Assignment |
Exact repetition of the data is the whole task.

The input |
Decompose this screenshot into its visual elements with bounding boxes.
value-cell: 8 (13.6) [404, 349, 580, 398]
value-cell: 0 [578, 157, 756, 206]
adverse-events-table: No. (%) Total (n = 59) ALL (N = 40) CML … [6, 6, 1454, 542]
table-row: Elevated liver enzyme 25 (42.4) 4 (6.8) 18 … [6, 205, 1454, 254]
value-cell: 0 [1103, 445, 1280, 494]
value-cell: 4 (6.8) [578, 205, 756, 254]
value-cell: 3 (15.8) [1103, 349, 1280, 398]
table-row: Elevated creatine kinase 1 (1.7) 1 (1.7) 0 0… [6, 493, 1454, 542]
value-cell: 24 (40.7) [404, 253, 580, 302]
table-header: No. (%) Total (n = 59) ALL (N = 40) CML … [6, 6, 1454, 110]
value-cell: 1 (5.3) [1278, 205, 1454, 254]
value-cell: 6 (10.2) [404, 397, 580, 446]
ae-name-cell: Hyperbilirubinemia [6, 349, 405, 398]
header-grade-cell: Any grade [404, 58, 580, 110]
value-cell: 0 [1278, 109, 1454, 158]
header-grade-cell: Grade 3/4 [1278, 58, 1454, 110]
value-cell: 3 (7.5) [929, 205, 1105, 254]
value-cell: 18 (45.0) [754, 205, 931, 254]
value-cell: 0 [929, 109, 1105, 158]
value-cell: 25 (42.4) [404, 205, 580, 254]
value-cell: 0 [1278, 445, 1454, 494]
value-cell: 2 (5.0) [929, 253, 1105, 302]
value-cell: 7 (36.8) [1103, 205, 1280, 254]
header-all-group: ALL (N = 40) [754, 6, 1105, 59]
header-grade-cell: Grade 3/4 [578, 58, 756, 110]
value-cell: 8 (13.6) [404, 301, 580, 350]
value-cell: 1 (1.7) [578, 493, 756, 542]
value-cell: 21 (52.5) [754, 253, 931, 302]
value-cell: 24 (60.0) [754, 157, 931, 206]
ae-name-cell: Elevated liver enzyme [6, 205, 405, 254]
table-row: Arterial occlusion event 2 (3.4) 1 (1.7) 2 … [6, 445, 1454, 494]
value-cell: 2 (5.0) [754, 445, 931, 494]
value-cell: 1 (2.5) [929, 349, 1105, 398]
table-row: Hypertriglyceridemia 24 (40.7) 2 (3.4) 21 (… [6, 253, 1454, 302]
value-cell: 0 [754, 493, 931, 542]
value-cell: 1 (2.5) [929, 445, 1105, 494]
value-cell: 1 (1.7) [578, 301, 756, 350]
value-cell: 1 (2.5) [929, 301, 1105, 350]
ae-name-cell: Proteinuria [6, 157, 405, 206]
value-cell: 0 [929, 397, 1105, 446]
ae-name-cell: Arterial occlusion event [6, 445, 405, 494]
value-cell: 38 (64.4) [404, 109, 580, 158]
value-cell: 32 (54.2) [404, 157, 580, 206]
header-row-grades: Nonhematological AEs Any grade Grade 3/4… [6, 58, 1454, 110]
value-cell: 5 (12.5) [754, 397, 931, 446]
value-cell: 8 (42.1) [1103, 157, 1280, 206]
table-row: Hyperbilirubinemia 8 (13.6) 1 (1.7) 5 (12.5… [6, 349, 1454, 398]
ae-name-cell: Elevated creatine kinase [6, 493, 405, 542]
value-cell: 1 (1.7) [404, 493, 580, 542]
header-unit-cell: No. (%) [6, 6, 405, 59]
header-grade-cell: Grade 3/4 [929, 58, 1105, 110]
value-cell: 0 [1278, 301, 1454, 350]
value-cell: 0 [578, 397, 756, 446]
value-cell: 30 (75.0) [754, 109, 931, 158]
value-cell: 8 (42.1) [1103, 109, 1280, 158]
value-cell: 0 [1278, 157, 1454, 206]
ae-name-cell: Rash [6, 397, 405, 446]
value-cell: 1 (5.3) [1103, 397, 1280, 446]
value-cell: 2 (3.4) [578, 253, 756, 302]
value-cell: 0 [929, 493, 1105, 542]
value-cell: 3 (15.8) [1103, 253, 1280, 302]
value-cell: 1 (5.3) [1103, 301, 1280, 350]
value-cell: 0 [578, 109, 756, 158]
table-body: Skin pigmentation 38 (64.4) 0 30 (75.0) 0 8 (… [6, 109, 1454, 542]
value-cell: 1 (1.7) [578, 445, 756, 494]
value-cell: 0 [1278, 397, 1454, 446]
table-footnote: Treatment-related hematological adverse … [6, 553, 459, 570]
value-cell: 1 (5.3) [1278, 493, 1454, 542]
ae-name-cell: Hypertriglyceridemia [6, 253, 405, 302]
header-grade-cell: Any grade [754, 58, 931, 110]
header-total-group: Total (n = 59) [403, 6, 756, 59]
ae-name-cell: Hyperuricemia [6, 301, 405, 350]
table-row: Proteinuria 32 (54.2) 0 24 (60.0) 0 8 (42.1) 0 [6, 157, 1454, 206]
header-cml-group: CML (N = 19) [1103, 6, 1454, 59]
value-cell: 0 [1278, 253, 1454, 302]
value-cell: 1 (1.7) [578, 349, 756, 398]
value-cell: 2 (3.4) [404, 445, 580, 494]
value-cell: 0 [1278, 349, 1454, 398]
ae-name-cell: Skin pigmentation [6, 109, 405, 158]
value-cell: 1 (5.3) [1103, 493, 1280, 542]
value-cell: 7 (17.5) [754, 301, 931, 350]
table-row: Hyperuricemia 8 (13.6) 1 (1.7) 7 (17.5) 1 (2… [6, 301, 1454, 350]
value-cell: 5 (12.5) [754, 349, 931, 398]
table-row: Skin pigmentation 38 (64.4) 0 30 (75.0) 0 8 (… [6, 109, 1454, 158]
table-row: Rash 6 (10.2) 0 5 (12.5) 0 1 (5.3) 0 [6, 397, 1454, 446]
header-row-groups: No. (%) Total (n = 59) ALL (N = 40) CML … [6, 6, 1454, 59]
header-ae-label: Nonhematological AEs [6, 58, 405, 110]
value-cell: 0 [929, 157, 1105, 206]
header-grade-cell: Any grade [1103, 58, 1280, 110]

Finished exercise |
Decompose this screenshot into its visual elements with bounding boxes.
value-cell: 8 (13.6) [404, 349, 580, 398]
value-cell: 0 [578, 157, 756, 206]
adverse-events-table: No. (%) Total (n = 59) ALL (N = 40) CML … [6, 6, 1454, 542]
table-row: Elevated liver enzyme 25 (42.4) 4 (6.8) 18 … [6, 205, 1454, 254]
value-cell: 0 [1103, 445, 1280, 494]
value-cell: 4 (6.8) [578, 205, 756, 254]
value-cell: 3 (15.8) [1103, 349, 1280, 398]
table-row: Elevated creatine kinase 1 (1.7) 1 (1.7) 0 0… [6, 493, 1454, 542]
value-cell: 24 (40.7) [404, 253, 580, 302]
table-header: No. (%) Total (n = 59) ALL (N = 40) CML … [6, 6, 1454, 110]
value-cell: 1 (5.3) [1278, 205, 1454, 254]
value-cell: 6 (10.2) [404, 397, 580, 446]
ae-name-cell: Hyperbilirubinemia [6, 349, 405, 398]
header-grade-cell: Any grade [404, 58, 580, 110]
value-cell: 0 [1278, 109, 1454, 158]
header-grade-cell: Grade 3/4 [1278, 58, 1454, 110]
value-cell: 3 (7.5) [929, 205, 1105, 254]
value-cell: 18 (45.0) [754, 205, 931, 254]
value-cell: 0 [929, 109, 1105, 158]
value-cell: 25 (42.4) [404, 205, 580, 254]
value-cell: 0 [1278, 445, 1454, 494]
value-cell: 2 (5.0) [929, 253, 1105, 302]
value-cell: 7 (36.8) [1103, 205, 1280, 254]
header-all-group: ALL (N = 40) [754, 6, 1105, 59]
header-grade-cell: Grade 3/4 [578, 58, 756, 110]
value-cell: 8 (13.6) [404, 301, 580, 350]
value-cell: 1 (1.7) [578, 493, 756, 542]
value-cell: 21 (52.5) [754, 253, 931, 302]
value-cell: 24 (60.0) [754, 157, 931, 206]
ae-name-cell: Elevated liver enzyme [6, 205, 405, 254]
table-row: Arterial occlusion event 2 (3.4) 1 (1.7) 2 … [6, 445, 1454, 494]
value-cell: 2 (5.0) [754, 445, 931, 494]
value-cell: 1 (2.5) [929, 349, 1105, 398]
table-row: Hypertriglyceridemia 24 (40.7) 2 (3.4) 21 (… [6, 253, 1454, 302]
value-cell: 0 [754, 493, 931, 542]
value-cell: 1 (2.5) [929, 445, 1105, 494]
value-cell: 1 (1.7) [578, 301, 756, 350]
value-cell: 1 (2.5) [929, 301, 1105, 350]
ae-name-cell: Proteinuria [6, 157, 405, 206]
value-cell: 0 [929, 397, 1105, 446]
ae-name-cell: Arterial occlusion event [6, 445, 405, 494]
value-cell: 38 (64.4) [404, 109, 580, 158]
value-cell: 32 (54.2) [404, 157, 580, 206]
header-row-grades: Nonhematological AEs Any grade Grade 3/4… [6, 58, 1454, 110]
value-cell: 5 (12.5) [754, 397, 931, 446]
value-cell: 8 (42.1) [1103, 157, 1280, 206]
table-row: Hyperbilirubinemia 8 (13.6) 1 (1.7) 5 (12.5… [6, 349, 1454, 398]
ae-name-cell: Elevated creatine kinase [6, 493, 405, 542]
value-cell: 1 (1.7) [404, 493, 580, 542]
header-unit-cell: No. (%) [6, 6, 405, 59]
header-grade-cell: Grade 3/4 [929, 58, 1105, 110]
value-cell: 0 [1278, 301, 1454, 350]
value-cell: 0 [578, 397, 756, 446]
value-cell: 30 (75.0) [754, 109, 931, 158]
value-cell: 8 (42.1) [1103, 109, 1280, 158]
value-cell: 0 [1278, 157, 1454, 206]
ae-name-cell: Rash [6, 397, 405, 446]
value-cell: 1 (5.3) [1103, 397, 1280, 446]
value-cell: 2 (3.4) [578, 253, 756, 302]
value-cell: 0 [929, 493, 1105, 542]
value-cell: 3 (15.8) [1103, 253, 1280, 302]
value-cell: 1 (5.3) [1103, 301, 1280, 350]
value-cell: 0 [578, 109, 756, 158]
table-body: Skin pigmentation 38 (64.4) 0 30 (75.0) 0 8 (… [6, 109, 1454, 542]
value-cell: 1 (1.7) [578, 445, 756, 494]
value-cell: 0 [1278, 397, 1454, 446]
table-footnote: Treatment-related hematological adverse … [6, 553, 459, 570]
value-cell: 1 (5.3) [1278, 493, 1454, 542]
ae-name-cell: Hypertriglyceridemia [6, 253, 405, 302]
header-grade-cell: Any grade [754, 58, 931, 110]
header-total-group: Total (n = 59) [403, 6, 756, 59]
ae-name-cell: Hyperuricemia [6, 301, 405, 350]
table-row: Proteinuria 32 (54.2) 0 24 (60.0) 0 8 (42.1) 0 [6, 157, 1454, 206]
header-cml-group: CML (N = 19) [1103, 6, 1454, 59]
value-cell: 0 [1278, 253, 1454, 302]
value-cell: 1 (1.7) [578, 349, 756, 398]
value-cell: 2 (3.4) [404, 445, 580, 494]
value-cell: 0 [1278, 349, 1454, 398]
ae-name-cell: Skin pigmentation [6, 109, 405, 158]
value-cell: 1 (5.3) [1103, 493, 1280, 542]
value-cell: 7 (17.5) [754, 301, 931, 350]
table-row: Hyperuricemia 8 (13.6) 1 (1.7) 7 (17.5) 1 (2… [6, 301, 1454, 350]
value-cell: 5 (12.5) [754, 349, 931, 398]
table-row: Skin pigmentation 38 (64.4) 0 30 (75.0) 0 8 (… [6, 109, 1454, 158]
table-row: Rash 6 (10.2) 0 5 (12.5) 0 1 (5.3) 0 [6, 397, 1454, 446]
header-row-groups: No. (%) Total (n = 59) ALL (N = 40) CML … [6, 6, 1454, 59]
header-ae-label: Nonhematological AEs [6, 58, 405, 110]
value-cell: 0 [929, 157, 1105, 206]
header-grade-cell: Any grade [1103, 58, 1280, 110]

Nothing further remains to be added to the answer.